**La demande**
Recopiez la liste ci-dessous en remplaçant partout "x-tick-label" par "graduation-x", sans rien modifier d'autre. Omettez les images dans votre réponse.

___ Liste des enregistrements ___

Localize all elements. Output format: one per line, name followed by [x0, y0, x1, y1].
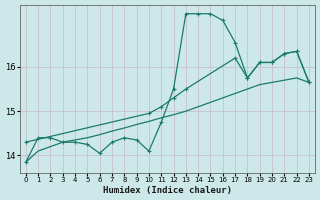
X-axis label: Humidex (Indice chaleur): Humidex (Indice chaleur)	[103, 186, 232, 195]
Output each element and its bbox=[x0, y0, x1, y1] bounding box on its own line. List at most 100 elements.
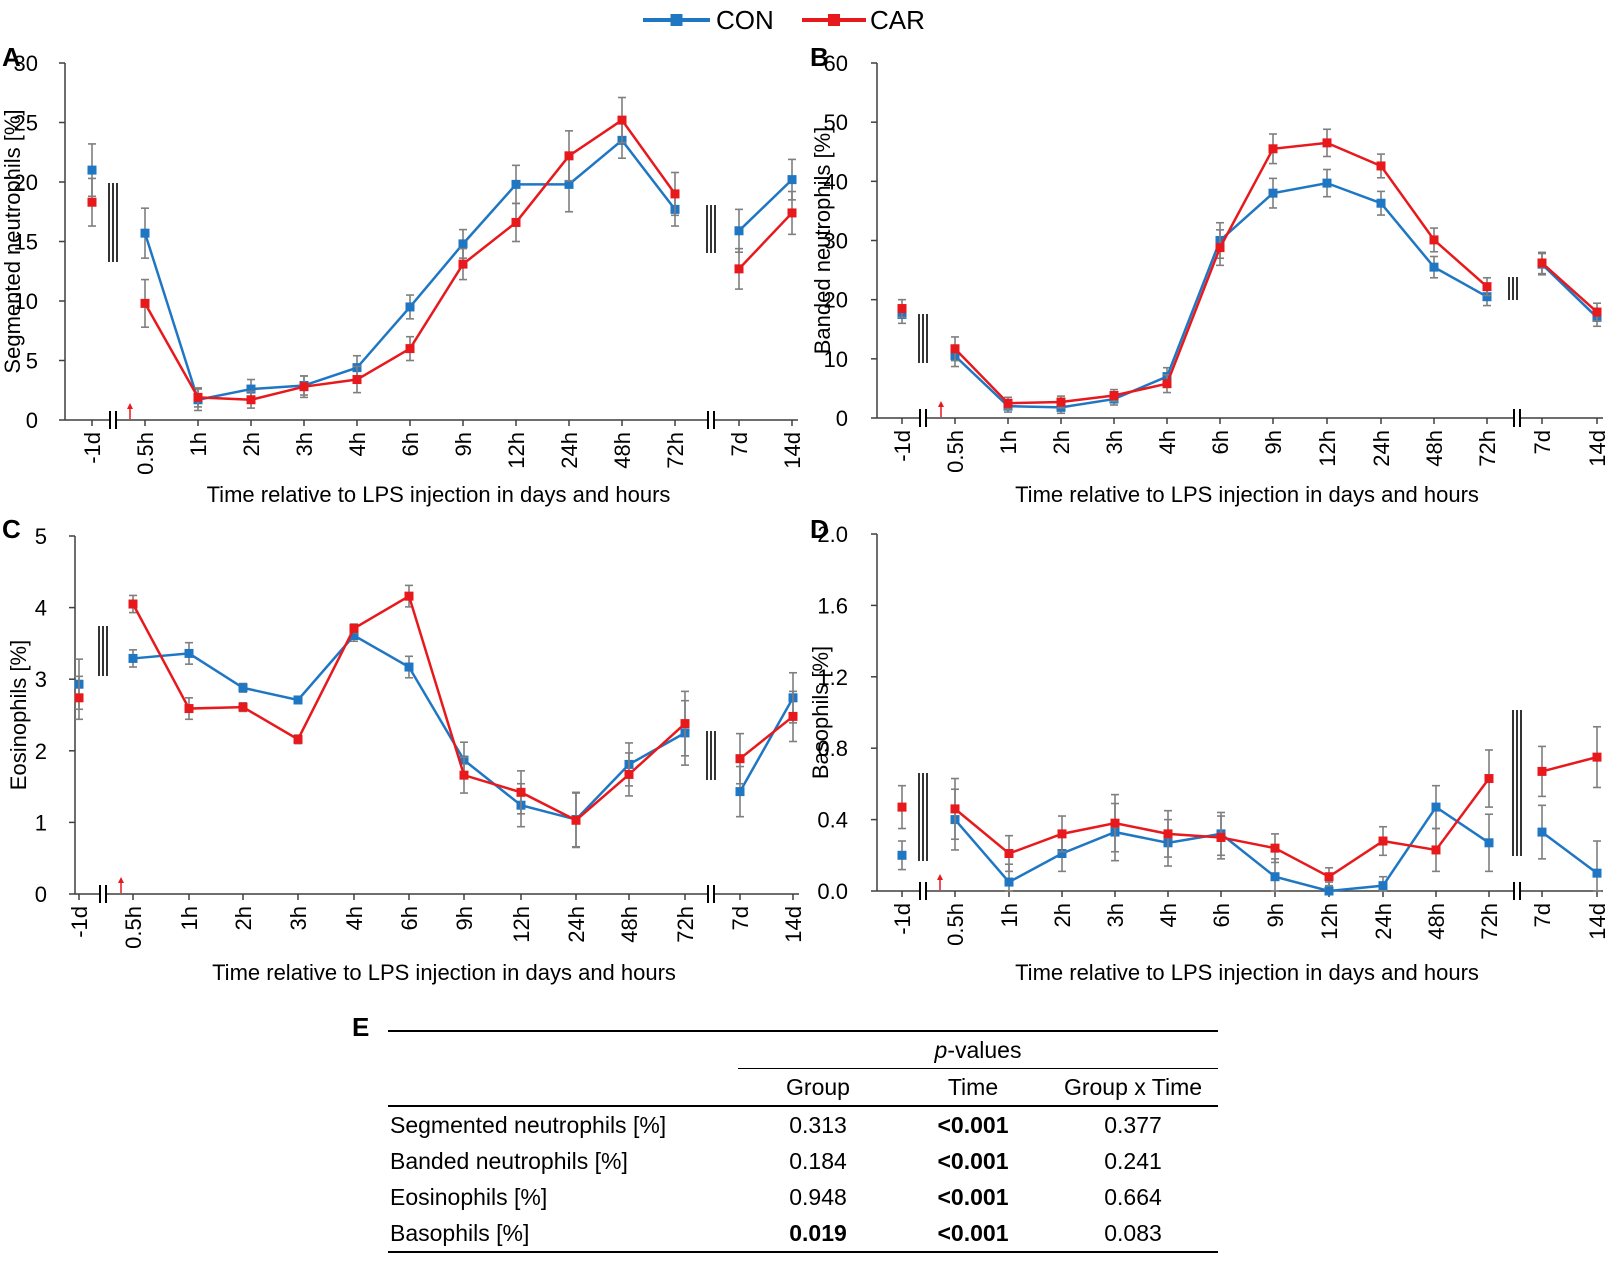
data-point-con bbox=[1004, 877, 1014, 887]
col-header-group-x-time: Group x Time bbox=[1063, 1073, 1203, 1100]
x-tick-label: 0.5h bbox=[943, 903, 968, 946]
data-point-car bbox=[246, 395, 256, 405]
data-point-con bbox=[787, 175, 797, 185]
panel-d: D 0.0 0.4 0.8 1.2 1.6 2.0 -1d 0.5h 1h 2h 3h 4h 6h 9h 12… bbox=[808, 514, 1608, 985]
panel-a: A 0 5 10 15 20 25 30 -1d 0.5h 1h 2h 3h 4h 6h 9h 12h 24h 48… bbox=[0, 42, 805, 507]
row-label: Basophils [%] bbox=[390, 1219, 530, 1246]
data-point-car bbox=[1215, 243, 1225, 253]
data-point-con bbox=[128, 653, 138, 663]
x-tick-label: 14d bbox=[1585, 903, 1608, 940]
x-axis-title: Time relative to LPS injection in days a… bbox=[1015, 482, 1479, 507]
series-car bbox=[74, 584, 798, 849]
data-point-con bbox=[458, 239, 468, 249]
x-tick-label: 2h bbox=[239, 432, 264, 456]
y-tick-label: 3 bbox=[35, 667, 47, 692]
x-tick-label: 6h bbox=[1209, 903, 1234, 927]
data-point-car bbox=[1270, 843, 1280, 853]
data-point-car bbox=[458, 259, 468, 269]
data-point-car bbox=[1592, 752, 1602, 762]
series-line-con bbox=[1541, 831, 1598, 875]
data-point-con bbox=[1378, 881, 1388, 891]
series-line-car bbox=[954, 777, 1491, 879]
y-tick-label: 0.0 bbox=[817, 879, 848, 904]
axis-break-gap bbox=[1513, 410, 1521, 426]
axis-break-gap bbox=[1513, 883, 1521, 899]
x-tick-label: 9h bbox=[452, 906, 477, 930]
data-point-con bbox=[1482, 292, 1492, 302]
y-tick-label: 60 bbox=[824, 51, 848, 76]
table-row: Segmented neutrophils [%] 0.313 <0.001 0… bbox=[388, 1106, 1218, 1143]
x-tick-label: 3h bbox=[1103, 903, 1128, 927]
cell-time: <0.001 bbox=[937, 1147, 1009, 1174]
data-point-con bbox=[897, 850, 907, 860]
table-super-header-row: p-values bbox=[388, 1031, 1218, 1069]
cell-time: <0.001 bbox=[937, 1111, 1009, 1138]
x-tick-label: 24h bbox=[1371, 903, 1396, 940]
data-point-car bbox=[299, 382, 309, 392]
panel-c: C 0 1 2 3 4 5 -1d 0.5h 1h 2h 3h 4h 6h 9h 12h 24h 48h 72h 7d… bbox=[2, 514, 806, 985]
series-line-con bbox=[738, 178, 793, 232]
data-point-car bbox=[787, 208, 797, 218]
y-tick-label: 20 bbox=[824, 288, 848, 313]
y-tick-label: 40 bbox=[824, 169, 848, 194]
y-tick-label: 0.8 bbox=[817, 736, 848, 761]
x-tick-label: 1h bbox=[996, 430, 1021, 454]
cell-group: 0.313 bbox=[789, 1111, 847, 1138]
x-tick-label: -1d bbox=[67, 906, 92, 938]
series-line-con bbox=[1541, 263, 1598, 319]
data-point-con bbox=[1268, 188, 1278, 198]
series-line-car bbox=[738, 212, 793, 270]
x-tick-label: 4h bbox=[1156, 903, 1181, 927]
data-point-con bbox=[140, 228, 150, 238]
y-tick-label: 0.4 bbox=[817, 808, 848, 833]
legend-label-car: CAR bbox=[870, 5, 925, 35]
series-line-car bbox=[954, 141, 1488, 405]
data-point-car bbox=[87, 197, 97, 207]
data-point-car bbox=[1324, 872, 1334, 882]
series-line-con bbox=[738, 697, 795, 793]
data-point-car bbox=[788, 711, 798, 721]
table-row: Banded neutrophils [%] 0.184 <0.001 0.24… bbox=[388, 1143, 1218, 1179]
lps-arrow-head bbox=[938, 401, 944, 407]
x-tick-label: 9h bbox=[1263, 903, 1288, 927]
col-header-group: Group bbox=[786, 1073, 850, 1100]
data-point-car bbox=[1322, 138, 1332, 148]
data-point-con bbox=[1592, 868, 1602, 878]
y-tick-label: 30 bbox=[14, 51, 38, 76]
y-tick-label: 0 bbox=[35, 882, 47, 907]
data-point-car bbox=[734, 264, 744, 274]
data-point-car bbox=[1537, 766, 1547, 776]
data-point-con bbox=[293, 695, 303, 705]
x-tick-label: 12h bbox=[1317, 903, 1342, 940]
y-tick-label: 4 bbox=[35, 596, 47, 621]
data-point-con bbox=[87, 165, 97, 175]
x-tick-label: 4h bbox=[345, 432, 370, 456]
axis-break-gap bbox=[99, 886, 107, 902]
data-point-car bbox=[459, 770, 469, 780]
x-tick-label: 1h bbox=[997, 903, 1022, 927]
x-tick-label: 3h bbox=[1102, 430, 1127, 454]
series-con bbox=[87, 121, 797, 412]
x-tick-label: 48h bbox=[1422, 430, 1447, 467]
y-tick-label: 2 bbox=[35, 739, 47, 764]
y-tick-label: 5 bbox=[35, 524, 47, 549]
data-point-car bbox=[238, 702, 248, 712]
x-tick-label: 6h bbox=[1208, 430, 1233, 454]
data-point-car bbox=[680, 719, 690, 729]
data-point-car bbox=[352, 375, 362, 385]
data-point-car bbox=[1003, 398, 1013, 408]
data-point-con bbox=[735, 787, 745, 797]
data-point-car bbox=[1429, 235, 1439, 245]
lps-arrow-head bbox=[118, 877, 124, 883]
y-axis-title: Basophils [%] bbox=[808, 646, 833, 779]
x-tick-label: 72h bbox=[663, 432, 688, 469]
y-tick-label: 5 bbox=[26, 349, 38, 374]
data-point-car bbox=[1376, 161, 1386, 171]
x-tick-label: 7d bbox=[1530, 903, 1555, 927]
panel-letter-c: C bbox=[2, 514, 21, 544]
data-point-car bbox=[1162, 379, 1172, 389]
cell-group: 0.948 bbox=[789, 1183, 847, 1210]
panel-b: B 0 10 20 30 40 50 60 -1d 0.5h 1h 2h 3h 4h 6h 9h 12h 24h 4… bbox=[810, 42, 1608, 507]
x-tick-label: 24h bbox=[557, 432, 582, 469]
series-car bbox=[87, 96, 797, 409]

___

**Résultat complet**
Localize all elements. Output format: one per line, name followed by [x0, y0, x1, y1].
X-axis label: Humidex (Indice chaleur): Humidex (Indice chaleur)	[103, 186, 232, 195]
Output each element and its bbox=[x0, y0, x1, y1] bounding box on its own line. List at most 100 elements.
data-point-con bbox=[1004, 877, 1014, 887]
col-header-group-x-time: Group x Time bbox=[1063, 1073, 1203, 1100]
graduation-x: 0.5h bbox=[943, 903, 968, 946]
data-point-car bbox=[246, 395, 256, 405]
data-point-con bbox=[787, 175, 797, 185]
panel-d: D 0.0 0.4 0.8 1.2 1.6 2.0 -1d 0.5h 1h 2h 3h 4h 6h 9h 12… bbox=[808, 514, 1608, 985]
panel-a: A 0 5 10 15 20 25 30 -1d 0.5h 1h 2h 3h 4h 6h 9h 12h 24h 48… bbox=[0, 42, 805, 507]
row-label: Basophils [%] bbox=[390, 1219, 530, 1246]
data-point-car bbox=[1215, 243, 1225, 253]
data-point-con bbox=[128, 653, 138, 663]
graduation-x: 14d bbox=[1585, 903, 1608, 940]
x-axis-title: Time relative to LPS injection in days a… bbox=[1015, 482, 1479, 507]
series-car bbox=[74, 584, 798, 849]
data-point-con bbox=[458, 239, 468, 249]
graduation-x: 2h bbox=[239, 432, 264, 456]
y-tick-label: 3 bbox=[35, 667, 47, 692]
graduation-x: 6h bbox=[1209, 903, 1234, 927]
data-point-car bbox=[1270, 843, 1280, 853]
data-point-car bbox=[458, 259, 468, 269]
data-point-car bbox=[1592, 752, 1602, 762]
series-line-con bbox=[1541, 831, 1598, 875]
data-point-con bbox=[1378, 881, 1388, 891]
series-line-car bbox=[954, 777, 1491, 879]
y-tick-label: 0.0 bbox=[817, 879, 848, 904]
axis-break-gap bbox=[1513, 410, 1521, 426]
axis-break-gap bbox=[1513, 883, 1521, 899]
graduation-x: 9h bbox=[452, 906, 477, 930]
data-point-con bbox=[1482, 292, 1492, 302]
y-tick-label: 60 bbox=[824, 51, 848, 76]
table-row: Segmented neutrophils [%] 0.313 <0.001 0… bbox=[388, 1106, 1218, 1143]
graduation-x: 3h bbox=[1103, 903, 1128, 927]
cell-time: <0.001 bbox=[937, 1147, 1009, 1174]
data-point-con bbox=[897, 850, 907, 860]
table-super-header-row: p-values bbox=[388, 1031, 1218, 1069]
cell-time: <0.001 bbox=[937, 1111, 1009, 1138]
graduation-x: 24h bbox=[1371, 903, 1396, 940]
data-point-car bbox=[299, 382, 309, 392]
panel-c: C 0 1 2 3 4 5 -1d 0.5h 1h 2h 3h 4h 6h 9h 12h 24h 48h 72h 7d… bbox=[2, 514, 806, 985]
series-line-con bbox=[738, 178, 793, 232]
data-point-car bbox=[787, 208, 797, 218]
y-tick-label: 20 bbox=[824, 288, 848, 313]
y-tick-label: 40 bbox=[824, 169, 848, 194]
y-tick-label: 0.8 bbox=[817, 736, 848, 761]
graduation-x: 1h bbox=[996, 430, 1021, 454]
cell-group: 0.313 bbox=[789, 1111, 847, 1138]
graduation-x: -1d bbox=[67, 906, 92, 938]
series-line-con bbox=[1541, 263, 1598, 319]
data-point-con bbox=[1268, 188, 1278, 198]
series-line-car bbox=[738, 212, 793, 270]
graduation-x: 4h bbox=[1156, 903, 1181, 927]
data-point-con bbox=[140, 228, 150, 238]
y-tick-label: 0.4 bbox=[817, 808, 848, 833]
legend-label-car: CAR bbox=[870, 5, 925, 35]
series-line-car bbox=[954, 141, 1488, 405]
data-point-car bbox=[87, 197, 97, 207]
data-point-car bbox=[1324, 872, 1334, 882]
series-line-con bbox=[738, 697, 795, 793]
data-point-car bbox=[788, 711, 798, 721]
table-row: Banded neutrophils [%] 0.184 <0.001 0.24… bbox=[388, 1143, 1218, 1179]
lps-arrow-head bbox=[938, 401, 944, 407]
graduation-x: 9h bbox=[1263, 903, 1288, 927]
col-header-group: Group bbox=[786, 1073, 850, 1100]
data-point-car bbox=[1322, 138, 1332, 148]
data-point-con bbox=[1592, 868, 1602, 878]
y-tick-label: 30 bbox=[14, 51, 38, 76]
y-tick-label: 0 bbox=[35, 882, 47, 907]
data-point-car bbox=[734, 264, 744, 274]
data-point-car bbox=[1537, 766, 1547, 776]
data-point-con bbox=[293, 695, 303, 705]
graduation-x: 12h bbox=[1317, 903, 1342, 940]
y-tick-label: 4 bbox=[35, 596, 47, 621]
data-point-con bbox=[87, 165, 97, 175]
graduation-x: 4h bbox=[345, 432, 370, 456]
axis-break-gap bbox=[99, 886, 107, 902]
data-point-car bbox=[459, 770, 469, 780]
graduation-x: 1h bbox=[997, 903, 1022, 927]
graduation-x: 3h bbox=[1102, 430, 1127, 454]
series-con bbox=[87, 121, 797, 412]
graduation-x: 48h bbox=[1422, 430, 1447, 467]
y-tick-label: 2 bbox=[35, 739, 47, 764]
y-tick-label: 5 bbox=[35, 524, 47, 549]
data-point-car bbox=[238, 702, 248, 712]
graduation-x: 6h bbox=[1208, 430, 1233, 454]
data-point-car bbox=[680, 719, 690, 729]
data-point-car bbox=[352, 375, 362, 385]
data-point-car bbox=[1003, 398, 1013, 408]
data-point-con bbox=[735, 787, 745, 797]
data-point-car bbox=[1429, 235, 1439, 245]
lps-arrow-head bbox=[118, 877, 124, 883]
y-axis-title: Basophils [%] bbox=[808, 646, 833, 779]
graduation-x: 72h bbox=[663, 432, 688, 469]
y-tick-label: 5 bbox=[26, 349, 38, 374]
data-point-car bbox=[1376, 161, 1386, 171]
graduation-x: 7d bbox=[1530, 903, 1555, 927]
panel-letter-c: C bbox=[2, 514, 21, 544]
data-point-car bbox=[1162, 379, 1172, 389]
cell-group: 0.948 bbox=[789, 1183, 847, 1210]
panel-b: B 0 10 20 30 40 50 60 -1d 0.5h 1h 2h 3h 4h 6h 9h 12h 24h 4… bbox=[810, 42, 1608, 507]
graduation-x: 24h bbox=[557, 432, 582, 469]
series-car bbox=[87, 96, 797, 409]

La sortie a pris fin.